Collect every line below that contains the word "农药安全合理使用准则".

TASK INPUTS
####################
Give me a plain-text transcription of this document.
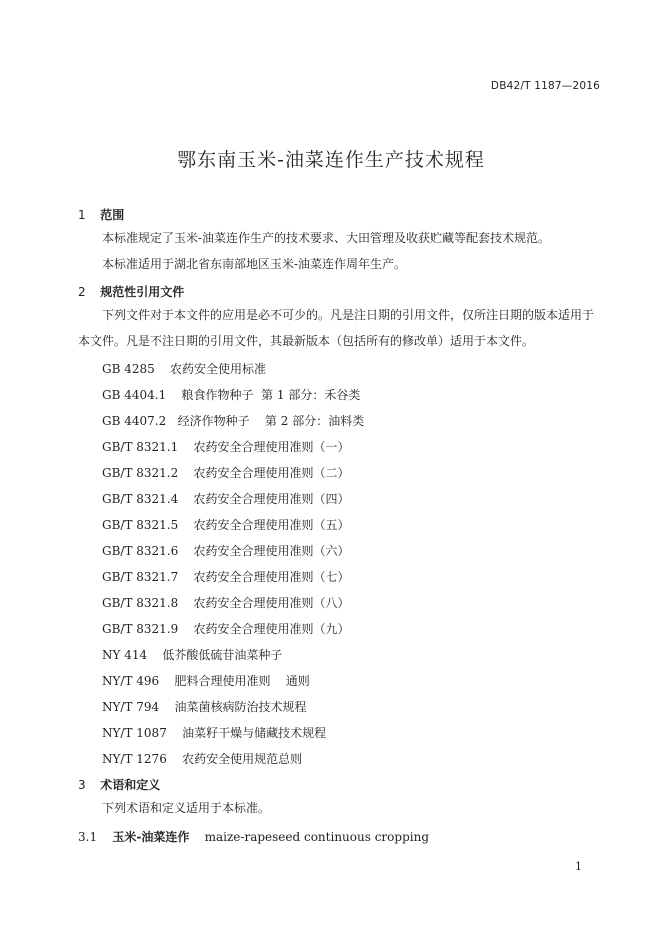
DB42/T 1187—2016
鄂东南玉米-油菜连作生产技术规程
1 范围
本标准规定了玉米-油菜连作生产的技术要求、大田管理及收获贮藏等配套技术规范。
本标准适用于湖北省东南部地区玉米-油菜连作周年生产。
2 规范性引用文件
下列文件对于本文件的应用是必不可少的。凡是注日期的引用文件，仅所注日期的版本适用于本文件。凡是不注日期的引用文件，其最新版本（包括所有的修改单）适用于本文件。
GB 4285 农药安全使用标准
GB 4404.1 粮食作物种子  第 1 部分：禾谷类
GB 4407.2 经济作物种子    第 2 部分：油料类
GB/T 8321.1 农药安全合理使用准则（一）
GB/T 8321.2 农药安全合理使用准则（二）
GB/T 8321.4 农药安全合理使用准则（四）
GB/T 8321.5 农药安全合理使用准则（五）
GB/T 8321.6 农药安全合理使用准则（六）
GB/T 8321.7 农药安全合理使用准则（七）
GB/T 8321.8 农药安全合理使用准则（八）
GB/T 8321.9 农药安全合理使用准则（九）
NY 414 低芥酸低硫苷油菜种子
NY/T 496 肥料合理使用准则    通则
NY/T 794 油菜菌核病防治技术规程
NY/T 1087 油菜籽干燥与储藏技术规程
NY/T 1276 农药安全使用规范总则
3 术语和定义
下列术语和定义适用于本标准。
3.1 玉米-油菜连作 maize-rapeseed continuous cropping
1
####################
EXERCISE OUTPUT
GB/T 8321.1 农药安全合理使用准则（一）
GB/T 8321.2 农药安全合理使用准则（二）
GB/T 8321.4 农药安全合理使用准则（四）
GB/T 8321.5 农药安全合理使用准则（五）
GB/T 8321.6 农药安全合理使用准则（六）
GB/T 8321.7 农药安全合理使用准则（七）
GB/T 8321.8 农药安全合理使用准则（八）
GB/T 8321.9 农药安全合理使用准则（九）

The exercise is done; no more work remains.